======== DOKUMENTTEXT

Häufigkeit von Versorgungskrisen wird steigen
Dazu kommt, dass die Häufigkeit von Krisenereignissen in Zukunft steigen wird. Die rezente Forschung geht davon aus, dass die Häufigkeit von Krisen und extremen Ereignissen im Zuge des Klimawandels, des Auftretens von Pandemien und politischer Ereignisse aller Voraussicht nach zunehmen wird. Ebenso wissen wir aufgrund historischer Erfahrungen, dass diese extremen Ereignisse, wenn sie eine bestimmte Größenordnung erreichen, massive volkswirtschaftliche Kosten verursachen und zu schweren gesellschaftlichen Verwerfungen führen können. Zur Aufrechterhaltung der gesellschaftlichen Infrastruktur und zur Versorgung mit Gütern des täglichen Bedarfs, wie etwa kritischen medizinischen bzw. pharmazeutischen Produkten, müssen die dafür verantwortlichen Versorgungssysteme über Puffer und Redundanzen (Doppelgleisigkeiten) verfügen, die im Krisenfall kurzfristig eingesetzt werden können. Deren Unterhalt verursacht Kosten – sowohl Investitions- als auch laufende Kosten –, die dem vorherrschenden kurzfristig orientierten Effizienzbegriff der letzten Jahrzehnte zuwiderlaufen. Auch wenn daher wirtschaftspolitische Ziele wie die Gewährleistung der Versorgungssicherheit im Krisenfall zu zusätzlichen Kosten für eine Volkswirtschaft führen, erweist sich deren Nutzen während der Krise. Dann nämlich wird ein gesellschaftlich definiertes Mindestmaß an Versorgung gewährleistet, wodurch hohe volkswirtschaftliche und soziale Schäden vermieden werden können. Eine vorausschauende Wirtschaftspolitik wird daher die heute anfallenden Kosten als Investition in die Zukunft in Kauf nehmen. Angesichts eines dramatischen Vertrauensverlusts demokratischer Politik trägt eine glaubhaft auf die Erhöhung der Versorgungssicherheit ausgerichtete Wirtschaftspolitik dazu bei, das Vertrauen der Bürger:innen in die Politik wieder zu stärken. Klar ist, dass vor dem Hintergrund der Diskussion um die strategische Autonomie der EU und auch der zunehmenden Bedeutung nachhaltiger Produktions- und Konsumptionsmodelle im Kontext des European Green Deals das Ziel der Versorgungssicherheit in der europäischen Wirtschaftspolitik an Bedeutung gewinnen wird. Eine Neubestimmung der wirtschaftlichen Rolle des Staates und von öffentlicher Versorgung ist mithin notwendig.

================
======== DATENSÄTZE

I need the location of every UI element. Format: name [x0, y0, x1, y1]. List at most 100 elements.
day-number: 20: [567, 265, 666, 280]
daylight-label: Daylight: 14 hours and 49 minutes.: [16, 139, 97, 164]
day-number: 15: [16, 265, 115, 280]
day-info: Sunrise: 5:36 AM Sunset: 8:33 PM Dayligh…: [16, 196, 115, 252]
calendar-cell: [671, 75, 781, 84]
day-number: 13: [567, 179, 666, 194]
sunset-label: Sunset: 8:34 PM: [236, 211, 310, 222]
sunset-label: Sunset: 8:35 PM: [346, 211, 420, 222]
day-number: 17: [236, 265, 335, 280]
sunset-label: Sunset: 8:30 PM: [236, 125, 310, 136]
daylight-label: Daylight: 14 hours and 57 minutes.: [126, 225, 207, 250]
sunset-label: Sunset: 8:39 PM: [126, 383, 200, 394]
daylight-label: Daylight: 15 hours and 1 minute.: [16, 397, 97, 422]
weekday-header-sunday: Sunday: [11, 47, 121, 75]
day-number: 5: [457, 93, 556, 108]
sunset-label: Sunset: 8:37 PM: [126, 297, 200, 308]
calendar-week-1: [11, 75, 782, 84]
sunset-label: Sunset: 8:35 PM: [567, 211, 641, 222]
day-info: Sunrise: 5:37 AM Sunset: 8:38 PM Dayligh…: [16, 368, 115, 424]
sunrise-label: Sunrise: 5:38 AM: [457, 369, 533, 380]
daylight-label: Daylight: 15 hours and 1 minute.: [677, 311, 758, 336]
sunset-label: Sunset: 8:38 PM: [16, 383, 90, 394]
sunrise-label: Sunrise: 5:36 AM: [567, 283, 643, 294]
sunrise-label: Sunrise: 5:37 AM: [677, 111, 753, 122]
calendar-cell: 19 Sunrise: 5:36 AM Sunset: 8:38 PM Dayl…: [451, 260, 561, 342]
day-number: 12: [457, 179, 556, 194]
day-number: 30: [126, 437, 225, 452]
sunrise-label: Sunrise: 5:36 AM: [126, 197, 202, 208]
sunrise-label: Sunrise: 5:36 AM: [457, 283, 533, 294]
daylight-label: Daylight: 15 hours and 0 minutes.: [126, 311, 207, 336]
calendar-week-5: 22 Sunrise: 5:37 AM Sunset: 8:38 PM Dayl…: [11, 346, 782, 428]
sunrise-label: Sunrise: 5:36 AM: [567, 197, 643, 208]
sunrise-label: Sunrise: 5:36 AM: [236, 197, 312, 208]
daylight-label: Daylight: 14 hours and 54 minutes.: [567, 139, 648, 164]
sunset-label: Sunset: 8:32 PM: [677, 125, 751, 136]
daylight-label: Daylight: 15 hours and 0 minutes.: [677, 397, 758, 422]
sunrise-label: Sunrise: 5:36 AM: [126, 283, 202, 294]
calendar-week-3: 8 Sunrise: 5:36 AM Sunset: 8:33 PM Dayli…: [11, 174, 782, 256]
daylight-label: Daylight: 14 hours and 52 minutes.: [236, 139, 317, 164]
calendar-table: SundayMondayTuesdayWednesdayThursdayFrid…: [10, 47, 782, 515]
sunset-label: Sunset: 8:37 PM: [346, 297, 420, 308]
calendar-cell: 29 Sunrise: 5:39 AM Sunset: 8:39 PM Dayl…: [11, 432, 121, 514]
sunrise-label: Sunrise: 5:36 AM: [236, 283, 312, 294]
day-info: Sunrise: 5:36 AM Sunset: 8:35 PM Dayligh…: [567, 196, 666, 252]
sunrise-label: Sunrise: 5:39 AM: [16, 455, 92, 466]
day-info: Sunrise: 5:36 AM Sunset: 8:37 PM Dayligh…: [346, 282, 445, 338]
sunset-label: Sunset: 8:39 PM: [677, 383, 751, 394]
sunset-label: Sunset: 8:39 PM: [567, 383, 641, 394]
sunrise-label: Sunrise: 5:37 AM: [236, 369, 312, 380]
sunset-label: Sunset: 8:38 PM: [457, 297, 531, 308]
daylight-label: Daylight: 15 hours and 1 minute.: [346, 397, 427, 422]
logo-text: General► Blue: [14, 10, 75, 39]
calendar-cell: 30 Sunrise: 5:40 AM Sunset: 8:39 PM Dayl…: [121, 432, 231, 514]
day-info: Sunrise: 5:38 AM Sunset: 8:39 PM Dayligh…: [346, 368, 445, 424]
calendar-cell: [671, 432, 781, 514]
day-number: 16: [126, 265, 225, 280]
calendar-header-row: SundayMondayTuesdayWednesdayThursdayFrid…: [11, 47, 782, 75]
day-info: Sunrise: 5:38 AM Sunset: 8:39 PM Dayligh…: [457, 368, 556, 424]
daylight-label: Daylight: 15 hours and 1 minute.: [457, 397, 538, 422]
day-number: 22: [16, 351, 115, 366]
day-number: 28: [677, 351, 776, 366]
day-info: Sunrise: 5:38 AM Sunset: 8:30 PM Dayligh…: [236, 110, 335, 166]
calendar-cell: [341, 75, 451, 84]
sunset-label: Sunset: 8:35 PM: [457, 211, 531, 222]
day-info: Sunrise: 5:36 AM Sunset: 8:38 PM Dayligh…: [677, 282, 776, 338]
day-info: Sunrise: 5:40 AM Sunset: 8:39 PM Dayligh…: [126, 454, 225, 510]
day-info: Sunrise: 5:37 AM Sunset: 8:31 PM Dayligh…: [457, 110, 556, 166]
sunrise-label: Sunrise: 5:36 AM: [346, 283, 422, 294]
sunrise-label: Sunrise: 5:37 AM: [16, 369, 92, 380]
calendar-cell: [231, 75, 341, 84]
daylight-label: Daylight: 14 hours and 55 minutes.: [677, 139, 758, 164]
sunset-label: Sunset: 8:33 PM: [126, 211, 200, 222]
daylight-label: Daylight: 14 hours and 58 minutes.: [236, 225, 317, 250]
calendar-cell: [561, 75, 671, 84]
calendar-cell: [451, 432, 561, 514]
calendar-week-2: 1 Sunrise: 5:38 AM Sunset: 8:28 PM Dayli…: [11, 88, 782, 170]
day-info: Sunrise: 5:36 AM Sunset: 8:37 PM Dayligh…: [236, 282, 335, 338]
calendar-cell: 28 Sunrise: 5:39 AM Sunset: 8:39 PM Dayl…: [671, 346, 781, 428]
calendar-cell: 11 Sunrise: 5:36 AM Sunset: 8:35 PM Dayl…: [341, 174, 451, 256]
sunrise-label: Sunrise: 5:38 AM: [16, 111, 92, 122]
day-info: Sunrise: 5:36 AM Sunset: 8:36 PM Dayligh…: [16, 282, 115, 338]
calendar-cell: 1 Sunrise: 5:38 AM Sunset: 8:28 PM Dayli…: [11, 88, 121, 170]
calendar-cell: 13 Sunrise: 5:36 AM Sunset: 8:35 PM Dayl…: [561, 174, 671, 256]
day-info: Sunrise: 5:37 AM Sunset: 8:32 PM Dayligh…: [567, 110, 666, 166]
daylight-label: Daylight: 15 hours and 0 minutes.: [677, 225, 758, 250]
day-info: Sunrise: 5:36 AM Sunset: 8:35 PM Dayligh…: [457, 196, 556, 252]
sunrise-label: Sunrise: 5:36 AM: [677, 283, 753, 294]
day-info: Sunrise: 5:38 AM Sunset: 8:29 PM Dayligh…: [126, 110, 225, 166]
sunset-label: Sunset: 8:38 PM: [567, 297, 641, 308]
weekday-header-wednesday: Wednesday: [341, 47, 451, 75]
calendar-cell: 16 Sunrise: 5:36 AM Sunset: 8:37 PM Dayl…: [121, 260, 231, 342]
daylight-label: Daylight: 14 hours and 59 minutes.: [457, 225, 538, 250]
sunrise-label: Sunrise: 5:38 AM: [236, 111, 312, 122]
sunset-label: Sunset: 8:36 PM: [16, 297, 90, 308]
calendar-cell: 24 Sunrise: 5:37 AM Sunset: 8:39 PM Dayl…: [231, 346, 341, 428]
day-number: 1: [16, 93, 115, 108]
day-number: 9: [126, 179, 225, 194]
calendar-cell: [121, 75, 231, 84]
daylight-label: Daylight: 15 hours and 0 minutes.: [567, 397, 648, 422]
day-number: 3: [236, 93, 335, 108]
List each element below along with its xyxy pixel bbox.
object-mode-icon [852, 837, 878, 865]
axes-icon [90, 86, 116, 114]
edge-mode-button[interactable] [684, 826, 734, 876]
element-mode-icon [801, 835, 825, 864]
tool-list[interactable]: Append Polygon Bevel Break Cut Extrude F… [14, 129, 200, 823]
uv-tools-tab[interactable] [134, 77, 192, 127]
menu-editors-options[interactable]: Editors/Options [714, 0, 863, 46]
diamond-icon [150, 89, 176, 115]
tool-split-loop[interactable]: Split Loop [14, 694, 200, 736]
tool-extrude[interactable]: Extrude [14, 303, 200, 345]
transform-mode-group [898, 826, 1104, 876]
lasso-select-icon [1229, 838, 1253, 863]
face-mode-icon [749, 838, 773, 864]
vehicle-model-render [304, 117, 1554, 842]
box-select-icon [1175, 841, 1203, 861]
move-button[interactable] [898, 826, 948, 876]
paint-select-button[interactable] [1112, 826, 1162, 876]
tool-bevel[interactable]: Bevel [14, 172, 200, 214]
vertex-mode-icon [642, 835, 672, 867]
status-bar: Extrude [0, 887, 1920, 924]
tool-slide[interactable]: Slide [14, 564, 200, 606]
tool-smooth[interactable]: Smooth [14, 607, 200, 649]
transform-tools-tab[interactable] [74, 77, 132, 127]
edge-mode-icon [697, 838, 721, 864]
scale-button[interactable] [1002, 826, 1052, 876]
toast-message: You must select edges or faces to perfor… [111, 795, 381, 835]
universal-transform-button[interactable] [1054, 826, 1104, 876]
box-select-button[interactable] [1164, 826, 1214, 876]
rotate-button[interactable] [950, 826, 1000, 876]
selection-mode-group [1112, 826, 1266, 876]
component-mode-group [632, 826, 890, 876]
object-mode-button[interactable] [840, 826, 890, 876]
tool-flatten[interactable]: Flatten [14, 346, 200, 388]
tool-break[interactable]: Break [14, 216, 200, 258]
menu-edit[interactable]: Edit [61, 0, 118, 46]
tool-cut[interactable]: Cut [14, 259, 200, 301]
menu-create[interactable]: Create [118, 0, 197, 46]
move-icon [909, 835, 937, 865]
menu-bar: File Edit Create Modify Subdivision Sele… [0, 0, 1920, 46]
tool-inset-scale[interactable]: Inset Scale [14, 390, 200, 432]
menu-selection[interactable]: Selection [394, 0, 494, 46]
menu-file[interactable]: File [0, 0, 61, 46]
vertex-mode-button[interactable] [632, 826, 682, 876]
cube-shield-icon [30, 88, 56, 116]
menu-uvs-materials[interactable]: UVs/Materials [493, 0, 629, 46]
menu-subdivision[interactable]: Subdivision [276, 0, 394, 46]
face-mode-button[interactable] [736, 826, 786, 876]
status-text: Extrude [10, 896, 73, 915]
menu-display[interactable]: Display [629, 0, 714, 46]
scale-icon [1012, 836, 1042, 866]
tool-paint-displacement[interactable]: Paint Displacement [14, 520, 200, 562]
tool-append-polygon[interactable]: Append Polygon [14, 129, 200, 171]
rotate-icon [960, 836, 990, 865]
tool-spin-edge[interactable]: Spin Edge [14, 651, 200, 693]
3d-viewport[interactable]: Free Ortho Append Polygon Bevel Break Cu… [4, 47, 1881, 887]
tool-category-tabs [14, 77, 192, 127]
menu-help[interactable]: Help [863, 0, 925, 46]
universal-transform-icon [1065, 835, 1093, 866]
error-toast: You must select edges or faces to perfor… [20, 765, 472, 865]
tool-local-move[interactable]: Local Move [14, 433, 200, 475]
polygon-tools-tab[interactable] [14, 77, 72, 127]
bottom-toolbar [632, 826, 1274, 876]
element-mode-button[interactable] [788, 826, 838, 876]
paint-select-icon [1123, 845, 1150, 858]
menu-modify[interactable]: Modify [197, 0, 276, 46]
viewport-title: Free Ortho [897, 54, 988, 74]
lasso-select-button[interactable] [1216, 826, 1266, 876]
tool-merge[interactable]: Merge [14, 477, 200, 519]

================

[AUFGABENSTELLUNG]: Worüber müssen die verantwortlichen Versorgungssysteme laut Dokumenttext verfügen? Antworten Sie bitte in einem Satz.

[LÖSUNG]: Sie müssen über Puffer und Redundanzen (Doppelgleisigkeiten) verfügen, die im Krisenfall kurzfristig eingesetzt werden können.